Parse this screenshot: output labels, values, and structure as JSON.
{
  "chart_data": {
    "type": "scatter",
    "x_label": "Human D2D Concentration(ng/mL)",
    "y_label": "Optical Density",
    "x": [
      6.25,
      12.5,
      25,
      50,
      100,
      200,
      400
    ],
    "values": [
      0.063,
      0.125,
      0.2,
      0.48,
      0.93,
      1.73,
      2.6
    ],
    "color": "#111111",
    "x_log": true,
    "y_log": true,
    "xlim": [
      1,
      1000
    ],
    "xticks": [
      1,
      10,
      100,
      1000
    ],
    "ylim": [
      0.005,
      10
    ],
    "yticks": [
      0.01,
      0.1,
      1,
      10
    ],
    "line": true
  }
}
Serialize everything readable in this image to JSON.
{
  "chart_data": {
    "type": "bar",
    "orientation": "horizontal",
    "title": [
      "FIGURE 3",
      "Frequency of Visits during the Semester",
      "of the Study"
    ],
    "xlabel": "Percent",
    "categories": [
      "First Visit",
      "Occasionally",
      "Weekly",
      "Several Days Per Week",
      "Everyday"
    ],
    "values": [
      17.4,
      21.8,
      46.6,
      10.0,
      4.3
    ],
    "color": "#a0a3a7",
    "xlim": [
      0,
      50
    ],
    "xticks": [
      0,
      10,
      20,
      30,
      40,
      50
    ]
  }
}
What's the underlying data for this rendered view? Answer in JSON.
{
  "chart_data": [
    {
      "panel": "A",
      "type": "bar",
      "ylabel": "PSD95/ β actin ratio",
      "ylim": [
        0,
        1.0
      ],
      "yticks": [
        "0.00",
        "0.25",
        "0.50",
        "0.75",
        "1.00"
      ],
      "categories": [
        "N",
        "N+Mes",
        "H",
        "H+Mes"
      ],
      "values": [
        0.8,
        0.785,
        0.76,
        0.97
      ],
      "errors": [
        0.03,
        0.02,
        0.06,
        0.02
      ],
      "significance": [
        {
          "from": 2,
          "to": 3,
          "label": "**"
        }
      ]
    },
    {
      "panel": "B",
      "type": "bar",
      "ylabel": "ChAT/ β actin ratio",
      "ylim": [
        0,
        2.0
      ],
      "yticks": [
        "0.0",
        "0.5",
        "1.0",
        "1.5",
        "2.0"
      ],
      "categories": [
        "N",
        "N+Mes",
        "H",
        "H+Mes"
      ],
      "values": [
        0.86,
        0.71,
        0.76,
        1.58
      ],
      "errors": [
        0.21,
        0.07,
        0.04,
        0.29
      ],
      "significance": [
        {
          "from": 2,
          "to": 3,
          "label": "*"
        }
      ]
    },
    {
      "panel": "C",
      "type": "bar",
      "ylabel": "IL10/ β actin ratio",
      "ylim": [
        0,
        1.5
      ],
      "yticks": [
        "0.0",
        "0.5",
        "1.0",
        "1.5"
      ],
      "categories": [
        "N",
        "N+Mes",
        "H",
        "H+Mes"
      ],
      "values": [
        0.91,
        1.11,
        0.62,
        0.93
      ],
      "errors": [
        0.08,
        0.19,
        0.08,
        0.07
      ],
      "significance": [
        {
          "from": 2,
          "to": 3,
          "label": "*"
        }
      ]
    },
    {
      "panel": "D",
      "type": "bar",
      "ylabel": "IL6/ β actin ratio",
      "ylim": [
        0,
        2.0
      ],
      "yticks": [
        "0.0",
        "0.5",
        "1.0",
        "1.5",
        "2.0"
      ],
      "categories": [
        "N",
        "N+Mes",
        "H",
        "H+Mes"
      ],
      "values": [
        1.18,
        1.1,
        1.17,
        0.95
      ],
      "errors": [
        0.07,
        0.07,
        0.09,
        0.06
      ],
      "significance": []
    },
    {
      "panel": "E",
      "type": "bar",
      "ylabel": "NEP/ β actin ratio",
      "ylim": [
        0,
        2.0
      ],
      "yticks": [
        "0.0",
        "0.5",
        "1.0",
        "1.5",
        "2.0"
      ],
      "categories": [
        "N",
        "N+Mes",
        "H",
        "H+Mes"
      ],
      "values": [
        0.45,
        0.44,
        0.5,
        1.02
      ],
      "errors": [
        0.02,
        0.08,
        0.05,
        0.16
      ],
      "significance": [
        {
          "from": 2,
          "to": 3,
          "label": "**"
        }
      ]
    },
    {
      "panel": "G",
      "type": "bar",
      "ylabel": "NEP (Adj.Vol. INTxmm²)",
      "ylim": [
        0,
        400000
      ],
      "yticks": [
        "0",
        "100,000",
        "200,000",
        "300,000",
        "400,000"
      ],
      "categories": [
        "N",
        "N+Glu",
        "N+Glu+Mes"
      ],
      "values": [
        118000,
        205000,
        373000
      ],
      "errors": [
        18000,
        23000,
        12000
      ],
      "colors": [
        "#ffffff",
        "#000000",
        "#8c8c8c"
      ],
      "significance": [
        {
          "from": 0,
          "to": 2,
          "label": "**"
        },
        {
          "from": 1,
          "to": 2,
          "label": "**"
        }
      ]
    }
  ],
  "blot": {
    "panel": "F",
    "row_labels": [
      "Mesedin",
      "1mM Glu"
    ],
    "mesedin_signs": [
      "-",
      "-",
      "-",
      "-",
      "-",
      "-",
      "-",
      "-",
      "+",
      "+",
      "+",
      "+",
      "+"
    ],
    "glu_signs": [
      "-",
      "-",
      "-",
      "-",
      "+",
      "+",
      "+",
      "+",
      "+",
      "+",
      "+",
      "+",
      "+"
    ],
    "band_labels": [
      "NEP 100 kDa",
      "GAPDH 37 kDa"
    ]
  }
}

# # #

- Challenge
Tally up how many lines in the preceding listing contain the word "this". Give nothing but the number.

- Full solution
3